Exercise »
Find each line with the string "ـولا" and report it.

Rows »
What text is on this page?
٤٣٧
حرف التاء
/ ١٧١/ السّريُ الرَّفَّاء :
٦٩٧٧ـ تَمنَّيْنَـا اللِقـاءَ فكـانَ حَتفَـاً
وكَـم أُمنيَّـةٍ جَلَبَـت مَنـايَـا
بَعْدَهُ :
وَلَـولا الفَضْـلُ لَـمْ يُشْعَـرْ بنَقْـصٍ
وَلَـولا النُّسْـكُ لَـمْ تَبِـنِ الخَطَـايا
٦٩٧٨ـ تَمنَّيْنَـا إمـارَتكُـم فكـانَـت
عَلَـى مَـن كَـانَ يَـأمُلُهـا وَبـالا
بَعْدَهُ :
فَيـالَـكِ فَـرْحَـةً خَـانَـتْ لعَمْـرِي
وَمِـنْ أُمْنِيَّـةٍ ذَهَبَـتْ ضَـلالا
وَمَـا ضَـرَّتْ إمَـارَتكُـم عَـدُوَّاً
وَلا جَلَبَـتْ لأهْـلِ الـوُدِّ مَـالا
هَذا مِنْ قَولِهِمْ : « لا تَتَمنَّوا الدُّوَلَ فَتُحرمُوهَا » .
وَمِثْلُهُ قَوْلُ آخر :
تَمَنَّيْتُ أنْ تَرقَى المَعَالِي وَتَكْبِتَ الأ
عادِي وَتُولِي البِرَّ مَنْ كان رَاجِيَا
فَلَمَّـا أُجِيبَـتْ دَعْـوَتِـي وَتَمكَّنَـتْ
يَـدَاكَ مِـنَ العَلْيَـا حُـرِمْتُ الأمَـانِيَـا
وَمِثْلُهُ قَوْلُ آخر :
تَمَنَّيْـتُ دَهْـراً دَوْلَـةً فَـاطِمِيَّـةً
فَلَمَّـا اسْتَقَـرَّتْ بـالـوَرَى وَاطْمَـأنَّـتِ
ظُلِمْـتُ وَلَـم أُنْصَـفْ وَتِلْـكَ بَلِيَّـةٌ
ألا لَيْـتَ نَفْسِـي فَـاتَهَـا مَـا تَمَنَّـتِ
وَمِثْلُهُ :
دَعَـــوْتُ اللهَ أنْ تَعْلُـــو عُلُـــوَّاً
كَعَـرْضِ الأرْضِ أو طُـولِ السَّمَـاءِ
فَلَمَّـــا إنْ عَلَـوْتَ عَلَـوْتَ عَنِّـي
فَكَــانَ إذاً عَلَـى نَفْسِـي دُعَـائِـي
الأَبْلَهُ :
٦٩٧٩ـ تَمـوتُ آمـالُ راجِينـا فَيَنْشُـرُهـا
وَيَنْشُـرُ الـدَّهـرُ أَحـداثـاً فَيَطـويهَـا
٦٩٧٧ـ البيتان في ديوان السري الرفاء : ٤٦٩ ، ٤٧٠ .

Written response »
وَلَـولا الفَضْـلُ لَـمْ يُشْعَـرْ بنَقْـصٍ
وَلَـولا النُّسْـكُ لَـمْ تَبِـنِ الخَطَـايا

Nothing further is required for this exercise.